→ EXERCISE AIM
Images are not part of the copy; write out the rest of the data exactly as given.

→ STORED ROWS
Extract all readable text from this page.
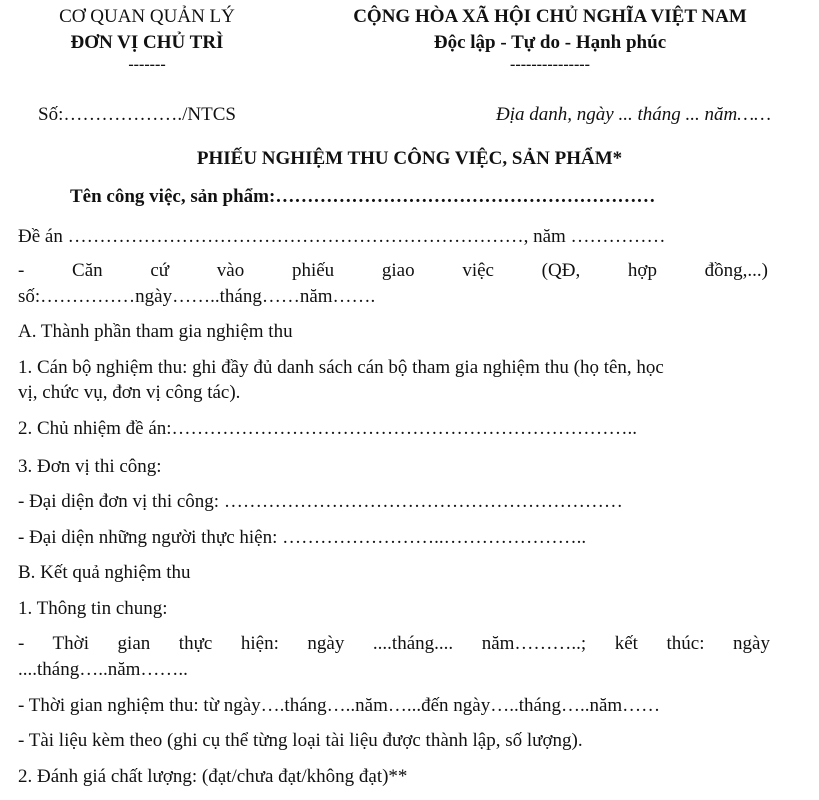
CƠ QUAN QUẢN LÝ
ĐƠN VỊ CHỦ TRÌ
-------
CỘNG HÒA XÃ HỘI CHỦ NGHĨA VIỆT NAM
Độc lập - Tự do - Hạnh phúc
---------------
Số:………………./NTCS	Địa danh, ngày ... tháng ... năm……
PHIẾU NGHIỆM THU CÔNG VIỆC, SẢN PHẨM*
Tên công việc, sản phẩm:……………………………………………………
Đề án ………………………………………………………………, năm ……………
- Căn cứ vào phiếu giao việc (QĐ, hợp đồng,...)
số:……………ngày……..tháng……năm…….
A. Thành phần tham gia nghiệm thu
1. Cán bộ nghiệm thu: ghi đầy đủ danh sách cán bộ tham gia nghiệm thu (họ tên, học
vị, chức vụ, đơn vị công tác).
2. Chủ nhiệm đề án:………………………………………………………………..
3. Đơn vị thi công:
- Đại diện đơn vị thi công: ………………………………………………………
- Đại diện những người thực hiện: ……………………..…………………..
B. Kết quả nghiệm thu
1. Thông tin chung:
- Thời gian thực hiện: ngày ....tháng.... năm………..; kết thúc: ngày
....tháng…..năm……..
- Thời gian nghiệm thu: từ ngày….tháng…..năm…...đến ngày…..tháng…..năm……
- Tài liệu kèm theo (ghi cụ thể từng loại tài liệu được thành lập, số lượng).
2. Đánh giá chất lượng: (đạt/chưa đạt/không đạt)**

→ ANSWER BELOW
Extract all readable text from this page.
CƠ QUAN QUẢN LÝ
ĐƠN VỊ CHỦ TRÌ
-------
CỘNG HÒA XÃ HỘI CHỦ NGHĨA VIỆT NAM
Độc lập - Tự do - Hạnh phúc
---------------
Số:………………./NTCS	Địa danh, ngày ... tháng ... năm……
PHIẾU NGHIỆM THU CÔNG VIỆC, SẢN PHẨM*
Tên công việc, sản phẩm:……………………………………………………
Đề án ………………………………………………………………, năm ……………
- Căn cứ vào phiếu giao việc (QĐ, hợp đồng,...)
số:……………ngày……..tháng……năm…….
A. Thành phần tham gia nghiệm thu
1. Cán bộ nghiệm thu: ghi đầy đủ danh sách cán bộ tham gia nghiệm thu (họ tên, học
vị, chức vụ, đơn vị công tác).
2. Chủ nhiệm đề án:………………………………………………………………..
3. Đơn vị thi công:
- Đại diện đơn vị thi công: ………………………………………………………
- Đại diện những người thực hiện: ……………………..…………………..
B. Kết quả nghiệm thu
1. Thông tin chung:
- Thời gian thực hiện: ngày ....tháng.... năm………..; kết thúc: ngày
....tháng…..năm……..
- Thời gian nghiệm thu: từ ngày….tháng…..năm…...đến ngày…..tháng…..năm……
- Tài liệu kèm theo (ghi cụ thể từng loại tài liệu được thành lập, số lượng).
2. Đánh giá chất lượng: (đạt/chưa đạt/không đạt)**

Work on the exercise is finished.